_AIM_: Transcribe each line of the material as it is, and drop any picture.

[Data records]
----------

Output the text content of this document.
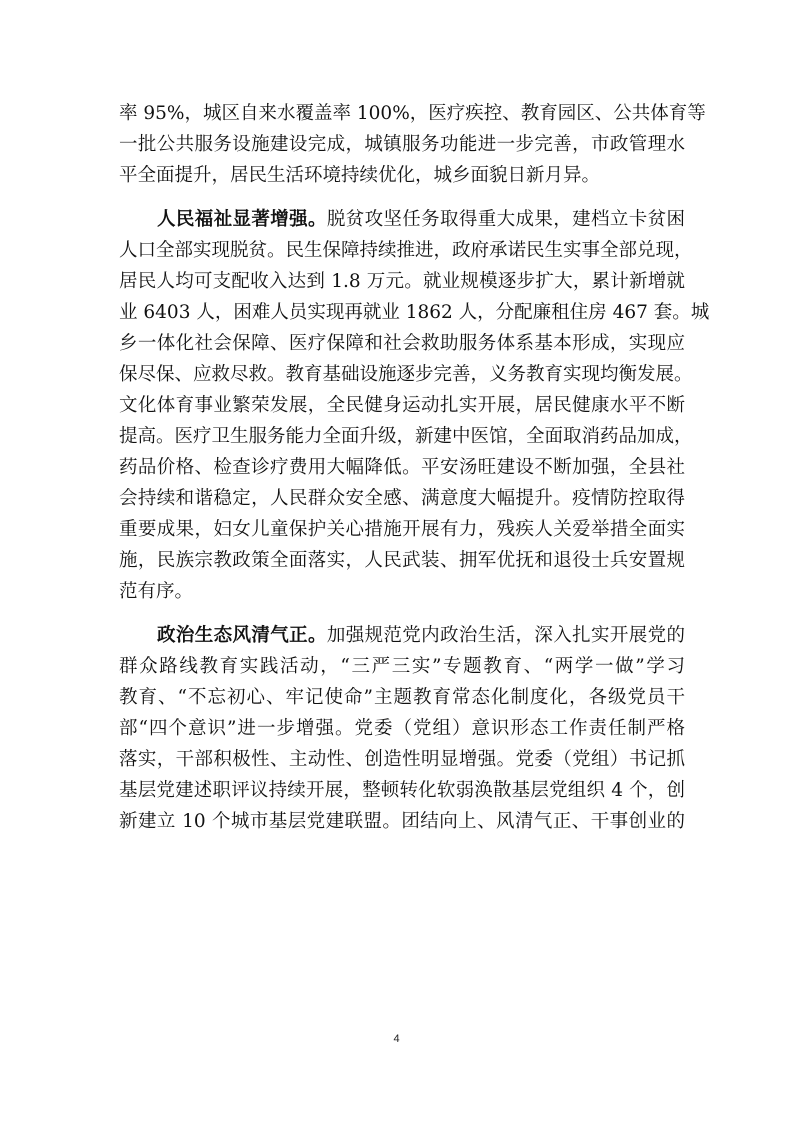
率 95%，城区自来水覆盖率 100%，医疗疾控、教育园区、公共体育等
一批公共服务设施建设完成，城镇服务功能进一步完善，市政管理水
平全面提升，居民生活环境持续优化，城乡面貌日新月异。
人民福祉显著增强。脱贫攻坚任务取得重大成果，建档立卡贫困
人口全部实现脱贫。民生保障持续推进，政府承诺民生实事全部兑现，
居民人均可支配收入达到 1.8 万元。就业规模逐步扩大，累计新增就
业 6403 人，困难人员实现再就业 1862 人，分配廉租住房 467 套。城
乡一体化社会保障、医疗保障和社会救助服务体系基本形成，实现应
保尽保、应救尽救。教育基础设施逐步完善，义务教育实现均衡发展。
文化体育事业繁荣发展，全民健身运动扎实开展，居民健康水平不断
提高。医疗卫生服务能力全面升级，新建中医馆，全面取消药品加成，
药品价格、检查诊疗费用大幅降低。平安汤旺建设不断加强，全县社
会持续和谐稳定，人民群众安全感、满意度大幅提升。疫情防控取得
重要成果，妇女儿童保护关心措施开展有力，残疾人关爱举措全面实
施，民族宗教政策全面落实，人民武装、拥军优抚和退役士兵安置规
范有序。
政治生态风清气正。加强规范党内政治生活，深入扎实开展党的
群众路线教育实践活动，“三严三实”专题教育、“两学一做”学习
教育、“不忘初心、牢记使命”主题教育常态化制度化，各级党员干
部“四个意识”进一步增强。党委（党组）意识形态工作责任制严格
落实，干部积极性、主动性、创造性明显增强。党委（党组）书记抓
基层党建述职评议持续开展，整顿转化软弱涣散基层党组织 4 个，创
新建立 10 个城市基层党建联盟。团结向上、风清气正、干事创业的
4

----------

_SOLUTION BELOW_:
Output the text content of this document.
率 95%，城区自来水覆盖率 100%，医疗疾控、教育园区、公共体育等
一批公共服务设施建设完成，城镇服务功能进一步完善，市政管理水
平全面提升，居民生活环境持续优化，城乡面貌日新月异。
人民福祉显著增强。脱贫攻坚任务取得重大成果，建档立卡贫困
人口全部实现脱贫。民生保障持续推进，政府承诺民生实事全部兑现，
居民人均可支配收入达到 1.8 万元。就业规模逐步扩大，累计新增就
业 6403 人，困难人员实现再就业 1862 人，分配廉租住房 467 套。城
乡一体化社会保障、医疗保障和社会救助服务体系基本形成，实现应
保尽保、应救尽救。教育基础设施逐步完善，义务教育实现均衡发展。
文化体育事业繁荣发展，全民健身运动扎实开展，居民健康水平不断
提高。医疗卫生服务能力全面升级，新建中医馆，全面取消药品加成，
药品价格、检查诊疗费用大幅降低。平安汤旺建设不断加强，全县社
会持续和谐稳定，人民群众安全感、满意度大幅提升。疫情防控取得
重要成果，妇女儿童保护关心措施开展有力，残疾人关爱举措全面实
施，民族宗教政策全面落实，人民武装、拥军优抚和退役士兵安置规
范有序。
政治生态风清气正。加强规范党内政治生活，深入扎实开展党的
群众路线教育实践活动，“三严三实”专题教育、“两学一做”学习
教育、“不忘初心、牢记使命”主题教育常态化制度化，各级党员干
部“四个意识”进一步增强。党委（党组）意识形态工作责任制严格
落实，干部积极性、主动性、创造性明显增强。党委（党组）书记抓
基层党建述职评议持续开展，整顿转化软弱涣散基层党组织 4 个，创
新建立 10 个城市基层党建联盟。团结向上、风清气正、干事创业的
4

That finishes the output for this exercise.